_TASK PROMPT:_
Pull every line containing "that" from the listing below.

-------

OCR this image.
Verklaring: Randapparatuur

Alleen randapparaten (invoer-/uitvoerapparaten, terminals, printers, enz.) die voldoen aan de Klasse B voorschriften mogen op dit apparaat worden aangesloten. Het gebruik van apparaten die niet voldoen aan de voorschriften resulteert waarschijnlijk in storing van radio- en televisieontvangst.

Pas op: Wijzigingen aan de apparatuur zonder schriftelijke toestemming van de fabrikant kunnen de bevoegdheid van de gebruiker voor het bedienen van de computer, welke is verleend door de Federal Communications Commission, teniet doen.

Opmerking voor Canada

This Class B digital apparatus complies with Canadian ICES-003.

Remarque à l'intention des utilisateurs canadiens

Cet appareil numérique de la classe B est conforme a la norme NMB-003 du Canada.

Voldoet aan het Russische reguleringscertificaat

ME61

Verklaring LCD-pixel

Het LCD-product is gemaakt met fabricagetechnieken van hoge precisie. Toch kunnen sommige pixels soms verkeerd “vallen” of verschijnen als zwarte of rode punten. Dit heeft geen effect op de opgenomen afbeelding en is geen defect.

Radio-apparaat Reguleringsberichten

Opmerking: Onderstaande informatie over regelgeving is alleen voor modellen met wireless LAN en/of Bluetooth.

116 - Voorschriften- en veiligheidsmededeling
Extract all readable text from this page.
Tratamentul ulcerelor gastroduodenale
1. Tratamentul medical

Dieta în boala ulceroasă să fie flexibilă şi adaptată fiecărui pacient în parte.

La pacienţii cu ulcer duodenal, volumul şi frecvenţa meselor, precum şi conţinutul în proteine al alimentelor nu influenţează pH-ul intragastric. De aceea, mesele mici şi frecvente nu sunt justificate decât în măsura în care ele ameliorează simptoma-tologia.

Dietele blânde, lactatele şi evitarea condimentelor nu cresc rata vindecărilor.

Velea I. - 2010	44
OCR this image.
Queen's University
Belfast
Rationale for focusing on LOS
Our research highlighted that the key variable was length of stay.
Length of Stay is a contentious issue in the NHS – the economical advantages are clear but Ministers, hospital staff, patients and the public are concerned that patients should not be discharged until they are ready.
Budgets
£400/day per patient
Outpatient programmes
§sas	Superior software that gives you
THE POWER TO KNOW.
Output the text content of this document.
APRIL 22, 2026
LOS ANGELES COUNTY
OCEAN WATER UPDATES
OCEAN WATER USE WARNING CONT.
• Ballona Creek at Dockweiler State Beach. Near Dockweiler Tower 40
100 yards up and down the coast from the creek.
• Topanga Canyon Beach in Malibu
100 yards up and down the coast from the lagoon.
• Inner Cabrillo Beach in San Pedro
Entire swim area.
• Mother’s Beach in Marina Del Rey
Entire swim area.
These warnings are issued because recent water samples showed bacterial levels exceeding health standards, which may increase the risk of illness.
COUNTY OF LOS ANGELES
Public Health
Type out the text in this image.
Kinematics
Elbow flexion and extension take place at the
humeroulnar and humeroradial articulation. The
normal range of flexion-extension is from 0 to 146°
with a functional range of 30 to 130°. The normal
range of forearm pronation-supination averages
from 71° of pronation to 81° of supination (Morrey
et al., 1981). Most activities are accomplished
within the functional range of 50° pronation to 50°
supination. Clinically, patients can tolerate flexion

-------

_RESULT:_
Our research highlighted that the key variable was length of stay.
Length of Stay is a contentious issue in the NHS – the economical advantages are clear but Ministers, hospital staff, patients and the public are concerned that patients should not be discharged until they are ready.
§sas	Superior software that gives you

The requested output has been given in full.